[Goal] Give only the number of lines that include the string "peak".

□ □ □

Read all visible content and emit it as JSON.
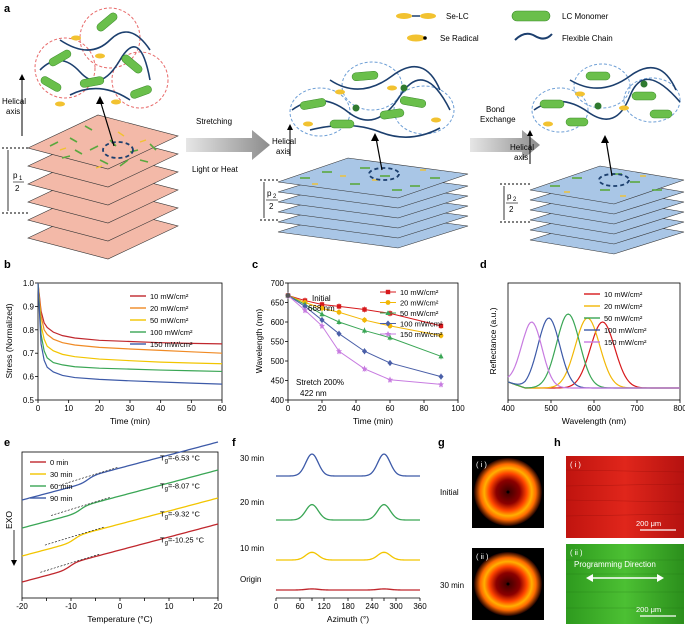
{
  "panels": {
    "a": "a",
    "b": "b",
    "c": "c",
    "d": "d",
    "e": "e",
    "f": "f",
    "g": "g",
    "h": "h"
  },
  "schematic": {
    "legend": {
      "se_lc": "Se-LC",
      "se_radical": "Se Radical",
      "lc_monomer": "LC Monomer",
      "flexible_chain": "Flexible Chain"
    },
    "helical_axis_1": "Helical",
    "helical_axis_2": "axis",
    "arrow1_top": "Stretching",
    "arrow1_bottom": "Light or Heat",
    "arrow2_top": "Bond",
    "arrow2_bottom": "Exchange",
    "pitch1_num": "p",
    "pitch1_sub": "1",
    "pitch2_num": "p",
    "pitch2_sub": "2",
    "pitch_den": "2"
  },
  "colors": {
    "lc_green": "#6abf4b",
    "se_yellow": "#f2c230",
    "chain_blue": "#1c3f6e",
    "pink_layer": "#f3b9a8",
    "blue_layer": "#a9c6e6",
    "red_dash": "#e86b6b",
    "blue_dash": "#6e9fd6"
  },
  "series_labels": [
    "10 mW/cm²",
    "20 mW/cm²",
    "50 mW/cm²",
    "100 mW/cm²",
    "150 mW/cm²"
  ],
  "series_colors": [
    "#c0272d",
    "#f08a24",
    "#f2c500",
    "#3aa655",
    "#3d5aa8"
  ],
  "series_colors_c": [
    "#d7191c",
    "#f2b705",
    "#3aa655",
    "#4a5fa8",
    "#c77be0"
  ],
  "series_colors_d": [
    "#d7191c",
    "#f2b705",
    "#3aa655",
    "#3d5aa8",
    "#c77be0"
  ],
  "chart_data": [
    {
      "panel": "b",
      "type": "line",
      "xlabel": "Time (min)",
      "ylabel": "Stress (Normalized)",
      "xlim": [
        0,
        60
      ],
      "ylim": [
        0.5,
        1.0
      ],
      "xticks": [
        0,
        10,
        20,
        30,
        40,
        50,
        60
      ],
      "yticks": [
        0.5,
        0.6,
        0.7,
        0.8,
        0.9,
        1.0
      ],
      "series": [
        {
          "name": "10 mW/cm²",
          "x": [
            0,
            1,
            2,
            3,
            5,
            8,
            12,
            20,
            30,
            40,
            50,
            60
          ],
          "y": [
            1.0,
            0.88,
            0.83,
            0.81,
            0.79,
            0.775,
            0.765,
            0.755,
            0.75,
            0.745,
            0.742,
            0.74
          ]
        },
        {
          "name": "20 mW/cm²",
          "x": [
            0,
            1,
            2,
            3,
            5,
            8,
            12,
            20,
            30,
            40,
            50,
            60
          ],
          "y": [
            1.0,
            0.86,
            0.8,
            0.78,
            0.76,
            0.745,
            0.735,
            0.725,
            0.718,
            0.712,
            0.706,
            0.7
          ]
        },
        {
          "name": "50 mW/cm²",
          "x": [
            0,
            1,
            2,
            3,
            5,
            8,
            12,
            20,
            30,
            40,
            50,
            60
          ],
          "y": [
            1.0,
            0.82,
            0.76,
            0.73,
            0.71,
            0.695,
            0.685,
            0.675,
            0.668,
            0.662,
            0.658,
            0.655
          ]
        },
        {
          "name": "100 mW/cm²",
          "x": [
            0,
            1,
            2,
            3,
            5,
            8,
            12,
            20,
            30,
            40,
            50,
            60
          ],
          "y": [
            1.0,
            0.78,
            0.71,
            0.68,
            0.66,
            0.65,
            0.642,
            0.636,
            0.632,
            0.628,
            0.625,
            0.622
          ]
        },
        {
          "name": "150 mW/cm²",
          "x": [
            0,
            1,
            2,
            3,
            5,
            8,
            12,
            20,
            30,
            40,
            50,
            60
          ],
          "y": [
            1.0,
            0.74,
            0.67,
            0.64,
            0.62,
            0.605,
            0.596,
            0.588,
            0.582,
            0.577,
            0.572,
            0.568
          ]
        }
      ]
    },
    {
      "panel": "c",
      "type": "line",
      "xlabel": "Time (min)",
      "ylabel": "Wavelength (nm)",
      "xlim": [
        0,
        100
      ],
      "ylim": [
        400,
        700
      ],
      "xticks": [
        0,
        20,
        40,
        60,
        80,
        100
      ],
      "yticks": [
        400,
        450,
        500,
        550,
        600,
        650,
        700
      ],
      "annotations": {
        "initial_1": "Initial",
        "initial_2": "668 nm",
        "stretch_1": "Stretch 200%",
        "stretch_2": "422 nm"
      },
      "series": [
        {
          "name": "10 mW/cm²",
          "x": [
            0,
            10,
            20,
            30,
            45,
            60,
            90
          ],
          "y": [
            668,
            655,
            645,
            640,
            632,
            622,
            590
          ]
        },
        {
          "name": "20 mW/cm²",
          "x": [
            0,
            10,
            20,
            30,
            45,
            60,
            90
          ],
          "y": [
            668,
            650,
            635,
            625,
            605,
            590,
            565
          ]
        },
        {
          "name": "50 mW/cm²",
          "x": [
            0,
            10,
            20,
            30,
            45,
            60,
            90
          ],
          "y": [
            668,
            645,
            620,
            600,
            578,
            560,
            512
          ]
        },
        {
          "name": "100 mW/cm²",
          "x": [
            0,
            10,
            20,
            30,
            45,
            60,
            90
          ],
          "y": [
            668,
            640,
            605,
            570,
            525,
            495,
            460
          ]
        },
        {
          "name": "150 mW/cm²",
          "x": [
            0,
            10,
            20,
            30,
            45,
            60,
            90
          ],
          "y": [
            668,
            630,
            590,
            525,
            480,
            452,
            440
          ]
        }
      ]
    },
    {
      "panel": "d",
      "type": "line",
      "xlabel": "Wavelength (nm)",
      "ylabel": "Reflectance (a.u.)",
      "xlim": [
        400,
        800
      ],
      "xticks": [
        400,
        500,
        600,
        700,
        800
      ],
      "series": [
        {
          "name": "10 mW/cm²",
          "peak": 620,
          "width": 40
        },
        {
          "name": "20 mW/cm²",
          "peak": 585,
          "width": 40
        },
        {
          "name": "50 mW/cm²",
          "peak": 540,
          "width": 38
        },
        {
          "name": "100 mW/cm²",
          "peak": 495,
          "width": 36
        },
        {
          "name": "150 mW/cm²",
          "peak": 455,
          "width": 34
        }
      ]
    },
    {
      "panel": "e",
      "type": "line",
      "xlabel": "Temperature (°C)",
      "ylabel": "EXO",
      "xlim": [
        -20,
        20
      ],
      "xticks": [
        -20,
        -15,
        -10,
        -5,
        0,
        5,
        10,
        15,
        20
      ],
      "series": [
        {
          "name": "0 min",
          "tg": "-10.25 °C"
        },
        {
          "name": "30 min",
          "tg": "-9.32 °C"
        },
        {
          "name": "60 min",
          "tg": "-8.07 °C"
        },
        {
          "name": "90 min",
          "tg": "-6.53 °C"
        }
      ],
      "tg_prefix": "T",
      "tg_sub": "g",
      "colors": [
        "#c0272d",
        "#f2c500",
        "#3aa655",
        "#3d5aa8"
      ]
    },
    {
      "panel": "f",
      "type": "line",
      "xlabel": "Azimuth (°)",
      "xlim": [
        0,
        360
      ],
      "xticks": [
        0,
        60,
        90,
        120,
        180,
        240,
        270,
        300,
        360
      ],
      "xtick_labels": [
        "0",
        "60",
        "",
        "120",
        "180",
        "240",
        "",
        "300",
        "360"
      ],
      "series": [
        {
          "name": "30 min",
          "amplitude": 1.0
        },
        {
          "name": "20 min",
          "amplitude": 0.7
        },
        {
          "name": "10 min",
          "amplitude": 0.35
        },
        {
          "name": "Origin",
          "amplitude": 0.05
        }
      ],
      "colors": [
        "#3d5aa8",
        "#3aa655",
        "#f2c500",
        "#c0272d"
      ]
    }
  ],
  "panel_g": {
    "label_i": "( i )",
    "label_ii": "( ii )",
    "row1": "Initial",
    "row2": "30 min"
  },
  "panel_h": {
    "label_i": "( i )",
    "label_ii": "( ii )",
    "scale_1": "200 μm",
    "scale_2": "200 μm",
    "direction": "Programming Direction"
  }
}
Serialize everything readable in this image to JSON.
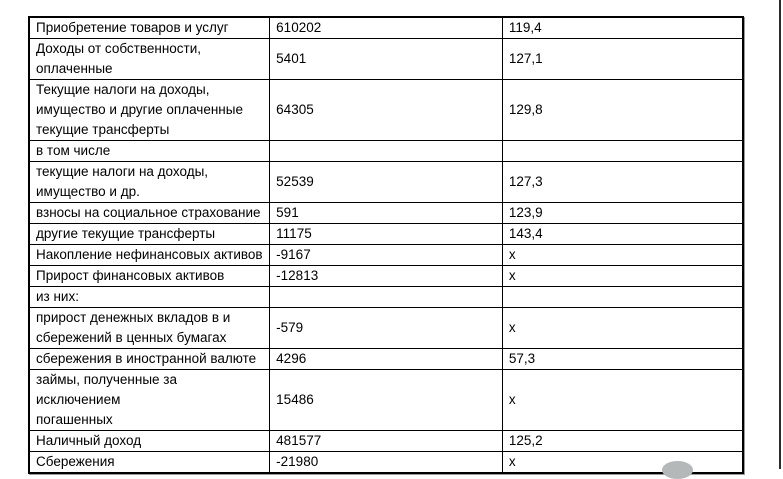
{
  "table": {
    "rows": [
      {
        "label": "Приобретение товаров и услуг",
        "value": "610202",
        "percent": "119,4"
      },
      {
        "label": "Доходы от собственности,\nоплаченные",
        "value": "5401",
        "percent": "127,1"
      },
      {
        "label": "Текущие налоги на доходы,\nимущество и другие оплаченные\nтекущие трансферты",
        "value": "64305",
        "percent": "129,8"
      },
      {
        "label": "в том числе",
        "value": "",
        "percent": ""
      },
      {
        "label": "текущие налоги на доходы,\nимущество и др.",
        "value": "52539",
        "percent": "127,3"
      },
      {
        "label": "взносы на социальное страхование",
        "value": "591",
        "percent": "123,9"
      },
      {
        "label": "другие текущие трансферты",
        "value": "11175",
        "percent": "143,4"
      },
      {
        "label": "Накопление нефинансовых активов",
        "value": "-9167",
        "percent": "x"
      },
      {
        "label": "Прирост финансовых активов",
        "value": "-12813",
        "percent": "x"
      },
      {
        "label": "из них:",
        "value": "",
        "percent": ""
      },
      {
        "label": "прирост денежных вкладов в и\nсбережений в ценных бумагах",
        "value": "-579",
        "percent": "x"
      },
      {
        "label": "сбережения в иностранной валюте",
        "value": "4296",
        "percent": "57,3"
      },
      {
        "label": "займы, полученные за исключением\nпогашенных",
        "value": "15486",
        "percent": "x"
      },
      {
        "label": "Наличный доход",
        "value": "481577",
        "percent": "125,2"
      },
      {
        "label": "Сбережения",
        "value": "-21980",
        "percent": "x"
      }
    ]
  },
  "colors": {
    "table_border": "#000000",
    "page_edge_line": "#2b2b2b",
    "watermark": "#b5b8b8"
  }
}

□ □ □

[Output of the task] 5